◆ **TASK TO CARRY OUT**:
Please copy out everything from the row containing "instagram-post-panel: k ホ" down to the row containing "background-right (1012, 0, 1024, 576)", both included, without changing a character.

◆ ◆ ◆ ◆ ◆

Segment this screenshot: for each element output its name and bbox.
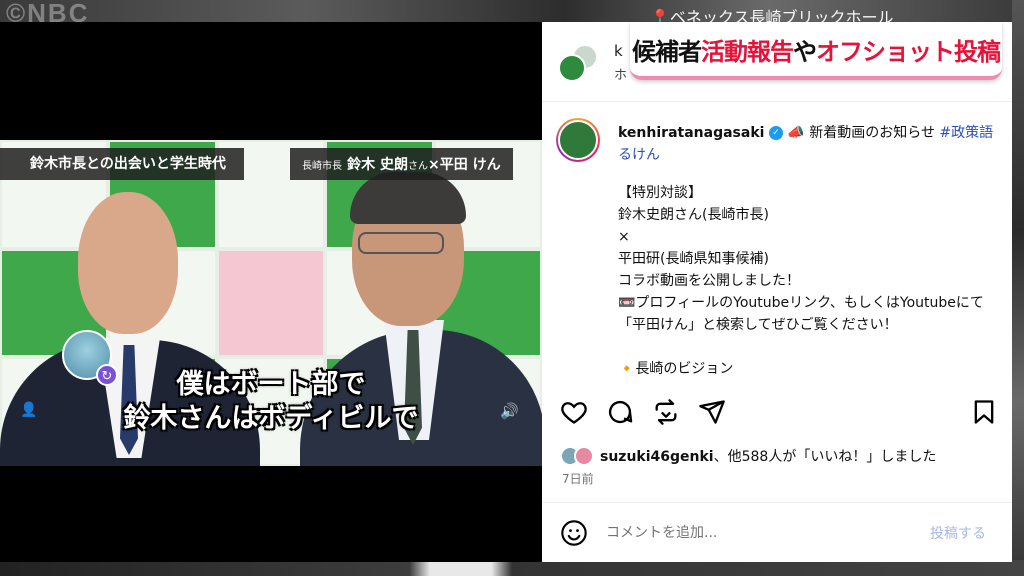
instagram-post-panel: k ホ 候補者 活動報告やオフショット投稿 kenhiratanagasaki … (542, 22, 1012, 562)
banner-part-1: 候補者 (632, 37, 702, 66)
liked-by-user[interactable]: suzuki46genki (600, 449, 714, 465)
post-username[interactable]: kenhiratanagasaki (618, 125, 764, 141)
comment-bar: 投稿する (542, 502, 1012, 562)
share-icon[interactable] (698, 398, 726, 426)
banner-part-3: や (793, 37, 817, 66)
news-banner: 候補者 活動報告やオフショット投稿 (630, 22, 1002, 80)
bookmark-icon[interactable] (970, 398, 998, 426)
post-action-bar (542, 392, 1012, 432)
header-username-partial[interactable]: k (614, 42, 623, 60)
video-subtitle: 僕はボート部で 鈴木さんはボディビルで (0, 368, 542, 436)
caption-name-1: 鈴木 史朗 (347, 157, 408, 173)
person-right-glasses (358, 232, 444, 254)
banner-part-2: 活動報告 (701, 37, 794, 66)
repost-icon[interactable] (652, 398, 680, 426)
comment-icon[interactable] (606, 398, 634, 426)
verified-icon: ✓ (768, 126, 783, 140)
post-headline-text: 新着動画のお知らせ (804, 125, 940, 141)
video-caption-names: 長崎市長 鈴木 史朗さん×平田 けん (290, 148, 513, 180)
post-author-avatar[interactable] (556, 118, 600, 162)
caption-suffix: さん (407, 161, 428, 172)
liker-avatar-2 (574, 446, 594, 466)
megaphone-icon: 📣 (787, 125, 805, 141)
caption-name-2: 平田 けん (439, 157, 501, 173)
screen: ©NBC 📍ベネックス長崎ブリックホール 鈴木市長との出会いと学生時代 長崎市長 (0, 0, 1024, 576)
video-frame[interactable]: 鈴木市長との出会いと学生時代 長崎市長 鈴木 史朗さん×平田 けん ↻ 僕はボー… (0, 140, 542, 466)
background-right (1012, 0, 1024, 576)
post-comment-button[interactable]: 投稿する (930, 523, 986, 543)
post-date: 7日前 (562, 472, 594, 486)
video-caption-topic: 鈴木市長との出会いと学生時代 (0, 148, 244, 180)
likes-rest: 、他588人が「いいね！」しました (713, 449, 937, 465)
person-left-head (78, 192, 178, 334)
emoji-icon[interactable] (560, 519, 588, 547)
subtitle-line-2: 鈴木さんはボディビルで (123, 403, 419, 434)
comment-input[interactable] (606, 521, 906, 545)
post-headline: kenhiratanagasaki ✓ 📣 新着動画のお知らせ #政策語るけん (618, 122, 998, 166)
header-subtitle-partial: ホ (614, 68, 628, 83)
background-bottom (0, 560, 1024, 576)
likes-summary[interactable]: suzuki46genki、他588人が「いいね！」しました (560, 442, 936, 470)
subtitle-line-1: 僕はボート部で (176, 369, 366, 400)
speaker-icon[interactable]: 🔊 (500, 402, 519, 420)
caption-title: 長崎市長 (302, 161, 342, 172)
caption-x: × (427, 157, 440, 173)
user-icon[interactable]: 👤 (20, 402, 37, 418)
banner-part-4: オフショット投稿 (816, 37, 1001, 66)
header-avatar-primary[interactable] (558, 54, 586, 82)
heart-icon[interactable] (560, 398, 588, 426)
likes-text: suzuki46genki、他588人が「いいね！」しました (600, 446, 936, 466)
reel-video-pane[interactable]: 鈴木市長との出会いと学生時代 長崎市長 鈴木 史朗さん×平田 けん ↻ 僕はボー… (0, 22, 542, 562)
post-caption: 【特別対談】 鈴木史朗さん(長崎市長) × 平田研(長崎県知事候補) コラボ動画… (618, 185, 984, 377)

◆ ◆ ◆ ◆ ◆

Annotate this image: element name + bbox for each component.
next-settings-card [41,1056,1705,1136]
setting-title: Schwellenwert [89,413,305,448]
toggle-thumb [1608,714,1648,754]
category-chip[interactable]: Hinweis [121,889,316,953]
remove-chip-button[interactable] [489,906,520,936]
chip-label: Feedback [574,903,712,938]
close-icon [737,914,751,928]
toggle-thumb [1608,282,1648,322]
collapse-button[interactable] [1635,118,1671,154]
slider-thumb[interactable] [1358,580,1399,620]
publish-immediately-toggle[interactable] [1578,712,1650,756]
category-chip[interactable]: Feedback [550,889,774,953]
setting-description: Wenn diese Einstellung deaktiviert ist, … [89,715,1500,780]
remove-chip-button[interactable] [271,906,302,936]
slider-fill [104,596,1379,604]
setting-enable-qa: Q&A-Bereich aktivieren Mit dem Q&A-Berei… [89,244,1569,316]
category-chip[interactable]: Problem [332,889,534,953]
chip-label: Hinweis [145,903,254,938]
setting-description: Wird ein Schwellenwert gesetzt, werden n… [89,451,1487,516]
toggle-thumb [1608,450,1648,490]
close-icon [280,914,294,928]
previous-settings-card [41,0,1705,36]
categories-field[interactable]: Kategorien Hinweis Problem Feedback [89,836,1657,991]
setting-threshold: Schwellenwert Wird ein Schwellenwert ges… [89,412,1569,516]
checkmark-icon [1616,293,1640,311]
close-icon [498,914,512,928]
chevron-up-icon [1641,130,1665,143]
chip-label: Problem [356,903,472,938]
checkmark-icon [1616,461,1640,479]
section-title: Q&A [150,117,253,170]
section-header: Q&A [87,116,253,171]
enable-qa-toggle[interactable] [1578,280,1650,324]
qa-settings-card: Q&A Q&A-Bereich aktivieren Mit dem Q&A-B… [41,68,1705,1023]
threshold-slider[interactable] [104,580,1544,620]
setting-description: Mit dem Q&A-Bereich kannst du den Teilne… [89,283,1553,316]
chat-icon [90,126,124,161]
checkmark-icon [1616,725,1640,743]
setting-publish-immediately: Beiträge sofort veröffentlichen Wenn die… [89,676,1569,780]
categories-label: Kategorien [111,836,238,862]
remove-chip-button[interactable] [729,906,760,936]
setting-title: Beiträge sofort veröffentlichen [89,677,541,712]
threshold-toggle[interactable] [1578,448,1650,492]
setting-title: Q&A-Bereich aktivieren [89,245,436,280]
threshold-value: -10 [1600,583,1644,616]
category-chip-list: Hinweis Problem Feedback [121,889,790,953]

◆ ◆ ◆ ◆ ◆

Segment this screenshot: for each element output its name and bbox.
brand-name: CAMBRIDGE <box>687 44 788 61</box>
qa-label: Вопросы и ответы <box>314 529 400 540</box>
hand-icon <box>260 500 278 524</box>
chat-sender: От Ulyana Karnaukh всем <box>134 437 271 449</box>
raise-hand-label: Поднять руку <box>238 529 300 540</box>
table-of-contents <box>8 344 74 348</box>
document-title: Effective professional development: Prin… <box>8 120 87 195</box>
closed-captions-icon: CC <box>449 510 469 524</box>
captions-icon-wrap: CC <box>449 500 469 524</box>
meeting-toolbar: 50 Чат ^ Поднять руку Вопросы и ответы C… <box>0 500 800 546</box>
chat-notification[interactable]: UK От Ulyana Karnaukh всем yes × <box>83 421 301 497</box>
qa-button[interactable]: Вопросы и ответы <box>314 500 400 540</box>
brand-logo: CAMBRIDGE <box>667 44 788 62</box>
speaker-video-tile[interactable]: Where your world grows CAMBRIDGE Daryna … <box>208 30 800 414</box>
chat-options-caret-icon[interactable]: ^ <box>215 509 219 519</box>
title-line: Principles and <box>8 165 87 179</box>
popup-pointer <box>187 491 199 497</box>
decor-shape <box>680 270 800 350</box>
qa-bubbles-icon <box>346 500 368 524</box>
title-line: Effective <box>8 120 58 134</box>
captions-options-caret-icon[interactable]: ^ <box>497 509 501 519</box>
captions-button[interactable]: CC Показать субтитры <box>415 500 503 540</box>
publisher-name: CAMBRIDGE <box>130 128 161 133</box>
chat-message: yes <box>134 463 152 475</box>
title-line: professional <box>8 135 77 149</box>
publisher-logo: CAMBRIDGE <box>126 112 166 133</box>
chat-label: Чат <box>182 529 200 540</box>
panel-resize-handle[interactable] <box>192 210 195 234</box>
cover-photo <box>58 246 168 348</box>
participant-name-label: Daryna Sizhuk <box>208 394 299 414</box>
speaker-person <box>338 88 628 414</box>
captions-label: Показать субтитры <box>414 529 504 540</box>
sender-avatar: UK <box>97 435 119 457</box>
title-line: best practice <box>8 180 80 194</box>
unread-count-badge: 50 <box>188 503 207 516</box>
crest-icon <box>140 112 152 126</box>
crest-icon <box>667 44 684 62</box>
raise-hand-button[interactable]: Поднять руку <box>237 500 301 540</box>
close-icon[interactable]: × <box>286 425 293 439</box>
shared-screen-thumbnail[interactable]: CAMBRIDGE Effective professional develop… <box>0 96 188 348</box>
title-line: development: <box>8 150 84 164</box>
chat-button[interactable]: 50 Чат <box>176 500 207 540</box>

◆ ◆ ◆ ◆ ◆

◆ **REPLY TO THE EXERCISE**:
instagram-post-panel: k ホ 候補者 活動報告やオフショット投稿 kenhiratanagasaki … (542, 22, 1012, 562)
banner-part-1: 候補者 (632, 37, 702, 66)
liked-by-user[interactable]: suzuki46genki (600, 449, 714, 465)
post-username[interactable]: kenhiratanagasaki (618, 125, 764, 141)
comment-bar: 投稿する (542, 502, 1012, 562)
share-icon[interactable] (698, 398, 726, 426)
banner-part-3: や (793, 37, 817, 66)
news-banner: 候補者 活動報告やオフショット投稿 (630, 22, 1002, 80)
bookmark-icon[interactable] (970, 398, 998, 426)
post-action-bar (542, 392, 1012, 432)
header-username-partial[interactable]: k (614, 42, 623, 60)
video-subtitle: 僕はボート部で 鈴木さんはボディビルで (0, 368, 542, 436)
caption-name-1: 鈴木 史朗 (347, 157, 408, 173)
person-right-glasses (358, 232, 444, 254)
banner-part-2: 活動報告 (701, 37, 794, 66)
repost-icon[interactable] (652, 398, 680, 426)
comment-icon[interactable] (606, 398, 634, 426)
verified-icon: ✓ (768, 126, 783, 140)
post-headline-text: 新着動画のお知らせ (804, 125, 940, 141)
video-caption-names: 長崎市長 鈴木 史朗さん×平田 けん (290, 148, 513, 180)
post-author-avatar[interactable] (556, 118, 600, 162)
caption-suffix: さん (407, 161, 428, 172)
liker-avatar-2 (574, 446, 594, 466)
megaphone-icon: 📣 (787, 125, 805, 141)
caption-name-2: 平田 けん (439, 157, 501, 173)
screen: ©NBC 📍ベネックス長崎ブリックホール 鈴木市長との出会いと学生時代 長崎市長 (0, 0, 1024, 576)
video-frame[interactable]: 鈴木市長との出会いと学生時代 長崎市長 鈴木 史朗さん×平田 けん ↻ 僕はボー… (0, 140, 542, 466)
background-right (1012, 0, 1024, 576)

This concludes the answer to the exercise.